**Kaynak Metin:**
════════════════
Ne yazık ki vatanımız son yarım yüzyılda çok değer kaybetti. Özellikle 12 Eylül'ün yaptığı ağır tahribatlardan sonra. Âdeta ülke dinciliğe, milliyetçiliğe teslim edildi. Daha doğrusu siyaset tepeden tırnağa erozyona uğradı. Artık Batı'nın evrensel değerleri çok uzakta. Demokrasi, laiklik hak getire!
Bizler de 12 yıldır Hırant için gözyaşı döküyoruz... İnsanlık onuru, sızlayan vicdanımız adına... Ama nafile. Kör olmuş gözler, kararmış yürekler... Üstelik on altı yıldır iktidarda!
Bir filmin düşündürdükleri. Sağ olsun Netfliks, zengin arşivi sayesinde yüzlerce filme, diziye, belgesele ulaşmama imkân veriyor. En son Çek yapımı "Milada" filmini izledim. Konusu antifaşist, insan hakları savunucusu, özgürlük düşkünü demokrat bir kadının hikâyesi. 1901 doğumlu kahramanımız hukukçu. Ve ülkesinin Nazi Almanyası tarafından işgaline şiddetle karşı çıkmış, ancak toplama kamplarına gönderilmekten kurtulamamış. Savaşın bitimiyle serbest kalmış, ilk seçimde de milletvekili seçilmiş. Özgürlük savaşçısı Milada kavgasını sürdürmüş, bu kez de iktidarı ele geçiren komünistlerin hedefi hâline gelmiş... Ve düzmece davalar sonucu 1950 yılında idam edilmiştir.
İşte demokrat olmanın ağır bedeli. Faşizme karşı direnen, komünizme karşı direnen... Özetle her türlü diktaya karşı savaşan yürek... Sonuçta ipe gidiyor.
Evet, insanlık tarihi bu ve benzeri acılarla doludur. Özellikle de ideolojilerden beslenen diktalar insanlık suçu işlemekte sınır tanımıyorlar. İster sağ, ister sol olsun... Ve bir de dincilik-milliyetçilik temelliyse tanrı yardımcınız olsun! Örneğin bizde olduğu gibi. Ne Miladalarımız var, 21. yüzyılda maphuslarda çürüyorlar.
O nedenledir ki sözünü ettiğim filmi izleyin ve üzerinde düşünün... İnsanlık neler yaşadı, neler yaşayacak diye... Ve yüzünüzü güneşe çevirip dua edin... İyilikler, güzellikler adına... Sadece ve sadece vicdanınızın sesini dinleyin... İnsan olmanın onuruyla.
════════════════
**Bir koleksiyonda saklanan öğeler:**
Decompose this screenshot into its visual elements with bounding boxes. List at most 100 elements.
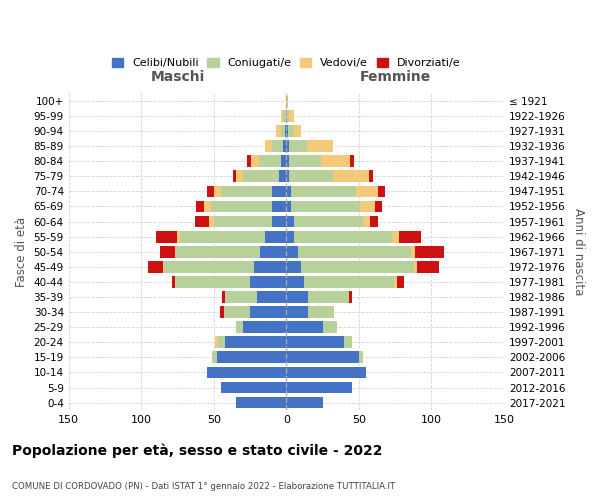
Bar (209, 216, 214, 228)
Bar (172, 276, 175, 288)
Text: Maschi: Maschi (151, 70, 205, 85)
Bar (298, 246, 411, 258)
Bar (378, 186, 385, 198)
Bar (272, 140, 283, 152)
Bar (214, 216, 272, 228)
Bar (307, 140, 333, 152)
Bar (304, 276, 394, 288)
Bar (272, 216, 286, 228)
Bar (286, 322, 323, 333)
Bar (397, 276, 404, 288)
Bar (276, 125, 281, 137)
Bar (285, 125, 286, 137)
Bar (203, 200, 211, 212)
Bar (286, 110, 289, 122)
Bar (233, 170, 236, 182)
Bar (215, 336, 218, 348)
Bar (289, 110, 293, 122)
Text: COMUNE DI CORDOVADO (PN) - Dati ISTAT 1° gennaio 2022 - Elaborazione TUTTITALIA.: COMUNE DI CORDOVADO (PN) - Dati ISTAT 1°… (12, 482, 395, 491)
Bar (156, 231, 178, 242)
Bar (361, 200, 375, 212)
Bar (370, 216, 378, 228)
Bar (214, 186, 221, 198)
Bar (350, 156, 355, 167)
Bar (286, 291, 308, 303)
Bar (414, 261, 417, 272)
Bar (289, 156, 321, 167)
Bar (206, 186, 214, 198)
Bar (286, 246, 298, 258)
Bar (281, 125, 285, 137)
Bar (394, 276, 397, 288)
Bar (333, 170, 369, 182)
Text: Femmine: Femmine (359, 70, 431, 85)
Bar (415, 246, 445, 258)
Legend: Celibi/Nubili, Coniugati/e, Vedovi/e, Divorziati/e: Celibi/Nubili, Coniugati/e, Vedovi/e, Di… (109, 54, 464, 72)
Bar (254, 261, 286, 272)
Bar (218, 336, 226, 348)
Bar (279, 170, 286, 182)
Bar (289, 140, 307, 152)
Bar (286, 186, 290, 198)
Bar (160, 246, 175, 258)
Bar (290, 186, 356, 198)
Bar (359, 352, 363, 363)
Bar (375, 200, 382, 212)
Bar (301, 261, 414, 272)
Bar (217, 352, 286, 363)
Bar (356, 186, 378, 198)
Bar (250, 276, 286, 288)
Bar (257, 291, 286, 303)
Bar (281, 110, 283, 122)
Bar (236, 170, 243, 182)
Y-axis label: Fasce di età: Fasce di età (15, 216, 28, 287)
Bar (211, 200, 272, 212)
Bar (286, 125, 288, 137)
Bar (286, 306, 308, 318)
Bar (411, 246, 415, 258)
Bar (286, 261, 301, 272)
Bar (212, 352, 217, 363)
Text: Popolazione per età, sesso e stato civile - 2022: Popolazione per età, sesso e stato civil… (12, 443, 383, 458)
Bar (163, 261, 164, 272)
Bar (293, 216, 363, 228)
Bar (286, 336, 344, 348)
Bar (196, 200, 203, 212)
Bar (283, 110, 286, 122)
Bar (206, 366, 286, 378)
Bar (293, 231, 392, 242)
Bar (363, 216, 370, 228)
Bar (223, 291, 226, 303)
Bar (226, 336, 286, 348)
Bar (260, 246, 286, 258)
Bar (286, 170, 289, 182)
Bar (400, 231, 421, 242)
Bar (283, 140, 286, 152)
Bar (243, 322, 286, 333)
Bar (247, 156, 251, 167)
Bar (175, 276, 250, 288)
Bar (281, 156, 286, 167)
Bar (286, 200, 290, 212)
Bar (286, 95, 288, 107)
Bar (289, 170, 333, 182)
Bar (288, 125, 293, 137)
Bar (321, 156, 350, 167)
Bar (286, 216, 293, 228)
Bar (272, 200, 286, 212)
Bar (286, 352, 359, 363)
Bar (176, 246, 260, 258)
Bar (236, 396, 286, 408)
Bar (293, 125, 301, 137)
Bar (286, 231, 293, 242)
Bar (265, 231, 286, 242)
Bar (178, 231, 181, 242)
Bar (220, 306, 224, 318)
Bar (308, 306, 334, 318)
Bar (323, 322, 337, 333)
Bar (236, 322, 243, 333)
Bar (250, 306, 286, 318)
Y-axis label: Anni di nascita: Anni di nascita (572, 208, 585, 296)
Bar (195, 216, 209, 228)
Bar (221, 382, 286, 394)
════════════════
**Görevler:**
1. Kayıtlarda "Bar (209, 216, 214, 228)" ifadesini taşıyan satırdan "Bar (289, 140, 307, 152)" ifadesini taşıyan satıra kadar, iki uç da dahil, uzanan satırları Markdown tablosuna dönüştürün. Tabloda No ve Satır adlı iki sütun kullanın ve boş satırları dışarıda bırakın.
2. Demokrasi ve "Milada" filmi üzerine yazılmış metni kaldığı yerden sürdürün.
Metin ile kayıtlar birbirinden ayrı malzemelerdir.

**Yazılı Cevaplar:**
1.
| No | Satır |
|---|---|
| 1 | Bar (209, 216, 214, 228) |
| 2 | Bar (172, 276, 175, 288) |
| 3 | Text: Maschi: Maschi (151, 70, 205, 85) |
| 4 | Bar (298, 246, 411, 258) |
| 5 | Bar (378, 186, 385, 198) |
| 6 | Bar (272, 140, 283, 152) |
| 7 | Bar (214, 216, 272, 228) |
| 8 | Bar (307, 140, 333, 152) |
| 9 | Bar (304, 276, 394, 288) |
| 10 | Bar (272, 216, 286, 228) |
| 11 | Bar (286, 322, 323, 333) |
| 12 | Bar (397, 276, 404, 288) |
| 13 | Bar (276, 125, 281, 137) |
| 14 | Bar (285, 125, 286, 137) |
| 15 | Bar (203, 200, 211, 212) |
| 16 | Bar (286, 110, 289, 122) |
| 17 | Bar (233, 170, 236, 182) |
| 18 | Bar (215, 336, 218, 348) |
| 19 | Bar (289, 110, 293, 122) |
| 20 | Text: COMUNE DI CORDOVADO (PN) - Dati ISTAT 1° gennaio 2022 - Elaborazione TUTTITALIA.: COMUNE DI CORDOVADO (PN) - Dati ISTAT 1°… (12, 482, 395, 491) |
| 21 | Bar (156, 231, 178, 242) |
| 22 | Bar (361, 200, 375, 212) |
| 23 | Bar (370, 216, 378, 228) |
| 24 | Bar (214, 186, 221, 198) |
| 25 | Bar (350, 156, 355, 167) |
| 26 | Bar (286, 291, 308, 303) |
| 27 | Bar (414, 261, 417, 272) |
| 28 | Bar (289, 156, 321, 167) |
| 29 | Bar (206, 186, 214, 198) |
| 30 | Bar (286, 246, 298, 258) |
| 31 | Bar (281, 125, 285, 137) |
| 32 | Bar (394, 276, 397, 288) |
| 33 | Bar (333, 170, 369, 182) |
| 34 | Text: Femmine: Femmine (359, 70, 431, 85) |
| 35 | Bar (415, 246, 445, 258) |
| 36 | Legend: Celibi/Nubili, Coniugati/e, Vedovi/e, Divorziati/e: Celibi/Nubili, Coniugati/e, Vedovi/e, Di… (109, 54, 464, 72) |
| 37 | Bar (254, 261, 286, 272) |
| 38 | Bar (218, 336, 226, 348) |
| 39 | Bar (279, 170, 286, 182) |
| 40 | Bar (289, 140, 307, 152) |

2.
Lastik ayakkabıdan naylon poşete uzanan çileli bir yolun macerası... Marka: Gislavet, mam-ı diğer Cizlavet. Menşei: İsveç. Hikâye otuzlu yıllarda başlar ve günümüze kadar sürer. Aslında oto lastik markası olan ürün ülkemizde "kara lastik" olarak ünlenmiştir. Monoblok tasarım, fevkalâde işlevsel... 365 gün giyilecek özellikte, altı delinmediği sürece yaz-kış kullanım... Bir de mes lastiği alırsanız duble ayak koruma! Yoksulluğun simgesidir ama ne zaman sınıfsız toplum olduk ki? Zaten milletin efendisi köylümüz kara lastikle, çarıkla anılırdı... Nazım bile şiirlerinde yaşanan sefaleti dile getirmedi mi? Şimdilerde de moda olmuş, genç kızlarımız lastik çizme giyiyorlar, tabii çağa ayak uydurup cilalanmış. Pek de yakışıyor haspalara, pırıl pırıl, geçmişe nazire yaparcasına!
Petrol türevlerini yaygınlaşmasıyla plastik çağın başlangıcını geçtiğimiz yüzyıl yaşadık. Hem de mutfaklarımızda. O güzel bakır kaplarımız, tepsilerimiz melamin denilen illetin kurbanı oldu. Biliyorsunuz, son noktayı da alüminyum koydu! Daha bitmedi, naylon çorap, naylon don-gömlek derken geldik naylon poşete. Kızılca kıyamet. Ortalık gürültüden geçilmiyor. Neymiş efendim; doğayı kirletiyormuş. Doğru, var mı itirazınız? Eskiden file, zembil, kesekâğıtı, bez torba vardı... N'oldu onlara? Unutuldu mu? Tabii cam şişe, kavanoz da vardı... Zaman zaman hatırlanan. Öyleyse paralı poşete karşı çıkmanın bir manası yok. Hele çevreciliğin bir ucundan tutalım... Bakın görün, hayatımızdan çıkartılacak ne çok malzeme var. Ayrıca iki de bir Kızılderililerden örnek veririz... Torunlarımıza bırakacağımız miras hakkında... En çok da gezegenimizi kullanırız... Matah bir nesilmişiz gibi!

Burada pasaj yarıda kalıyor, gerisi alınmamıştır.